# [Problem description]
Without the pictures, copy all the entries below exactly.

Data entries:
◇ ◇ ◇ ◇ ◇
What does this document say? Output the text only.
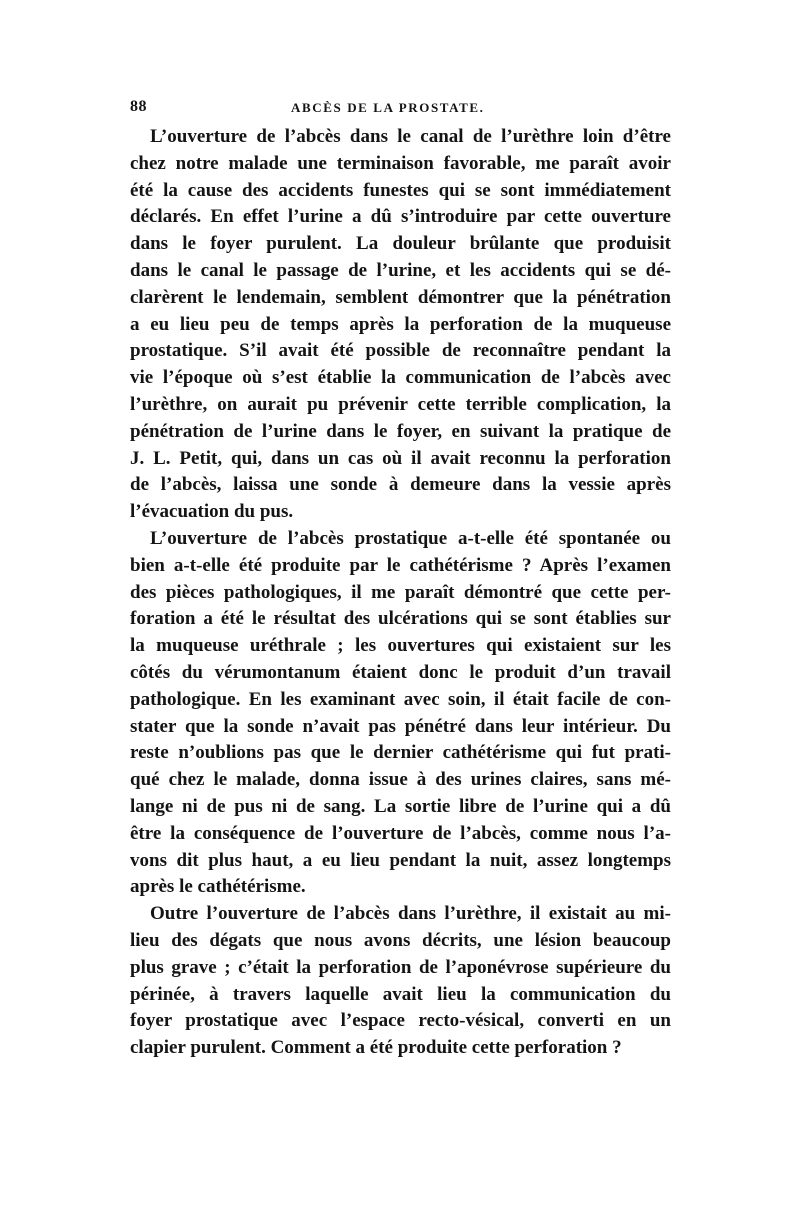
88	ABCÈS DE LA PROSTATE.
L’ouverture de l’abcès dans le canal de l’urèthre loin d’être
chez notre malade une terminaison favorable, me paraît avoir
été la cause des accidents funestes qui se sont immédiatement
déclarés. En effet l’urine a dû s’introduire par cette ouverture
dans le foyer purulent. La douleur brûlante que produisit
dans le canal le passage de l’urine, et les accidents qui se dé-
clarèrent le lendemain, semblent démontrer que la pénétration
a eu lieu peu de temps après la perforation de la muqueuse
prostatique. S’il avait été possible de reconnaître pendant la
vie l’époque où s’est établie la communication de l’abcès avec
l’urèthre, on aurait pu prévenir cette terrible complication, la
pénétration de l’urine dans le foyer, en suivant la pratique de
J. L. Petit, qui, dans un cas où il avait reconnu la perforation
de l’abcès, laissa une sonde à demeure dans la vessie après
l’évacuation du pus.
L’ouverture de l’abcès prostatique a-t-elle été spontanée ou
bien a-t-elle été produite par le cathétérisme ? Après l’examen
des pièces pathologiques, il me paraît démontré que cette per-
foration a été le résultat des ulcérations qui se sont établies sur
la muqueuse uréthrale ; les ouvertures qui existaient sur les
côtés du vérumontanum étaient donc le produit d’un travail
pathologique. En les examinant avec soin, il était facile de con-
stater que la sonde n’avait pas pénétré dans leur intérieur. Du
reste n’oublions pas que le dernier cathétérisme qui fut prati-
qué chez le malade, donna issue à des urines claires, sans mé-
lange ni de pus ni de sang. La sortie libre de l’urine qui a dû
être la conséquence de l’ouverture de l’abcès, comme nous l’a-
vons dit plus haut, a eu lieu pendant la nuit, assez longtemps
après le cathétérisme.
Outre l’ouverture de l’abcès dans l’urèthre, il existait au mi-
lieu des dégats que nous avons décrits, une lésion beaucoup
plus grave ; c’était la perforation de l’aponévrose supérieure du
périnée, à travers laquelle avait lieu la communication du
foyer prostatique avec l’espace recto-vésical, converti en un
clapier purulent. Comment a été produite cette perforation ?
◇ ◇ ◇ ◇ ◇
# [Answer to this problem]
What does this document say? Output the text only.
88	ABCÈS DE LA PROSTATE.
L’ouverture de l’abcès dans le canal de l’urèthre loin d’être
chez notre malade une terminaison favorable, me paraît avoir
été la cause des accidents funestes qui se sont immédiatement
déclarés. En effet l’urine a dû s’introduire par cette ouverture
dans le foyer purulent. La douleur brûlante que produisit
dans le canal le passage de l’urine, et les accidents qui se dé-
clarèrent le lendemain, semblent démontrer que la pénétration
a eu lieu peu de temps après la perforation de la muqueuse
prostatique. S’il avait été possible de reconnaître pendant la
vie l’époque où s’est établie la communication de l’abcès avec
l’urèthre, on aurait pu prévenir cette terrible complication, la
pénétration de l’urine dans le foyer, en suivant la pratique de
J. L. Petit, qui, dans un cas où il avait reconnu la perforation
de l’abcès, laissa une sonde à demeure dans la vessie après
l’évacuation du pus.
L’ouverture de l’abcès prostatique a-t-elle été spontanée ou
bien a-t-elle été produite par le cathétérisme ? Après l’examen
des pièces pathologiques, il me paraît démontré que cette per-
foration a été le résultat des ulcérations qui se sont établies sur
la muqueuse uréthrale ; les ouvertures qui existaient sur les
côtés du vérumontanum étaient donc le produit d’un travail
pathologique. En les examinant avec soin, il était facile de con-
stater que la sonde n’avait pas pénétré dans leur intérieur. Du
reste n’oublions pas que le dernier cathétérisme qui fut prati-
qué chez le malade, donna issue à des urines claires, sans mé-
lange ni de pus ni de sang. La sortie libre de l’urine qui a dû
être la conséquence de l’ouverture de l’abcès, comme nous l’a-
vons dit plus haut, a eu lieu pendant la nuit, assez longtemps
après le cathétérisme.
Outre l’ouverture de l’abcès dans l’urèthre, il existait au mi-
lieu des dégats que nous avons décrits, une lésion beaucoup
plus grave ; c’était la perforation de l’aponévrose supérieure du
périnée, à travers laquelle avait lieu la communication du
foyer prostatique avec l’espace recto-vésical, converti en un
clapier purulent. Comment a été produite cette perforation ?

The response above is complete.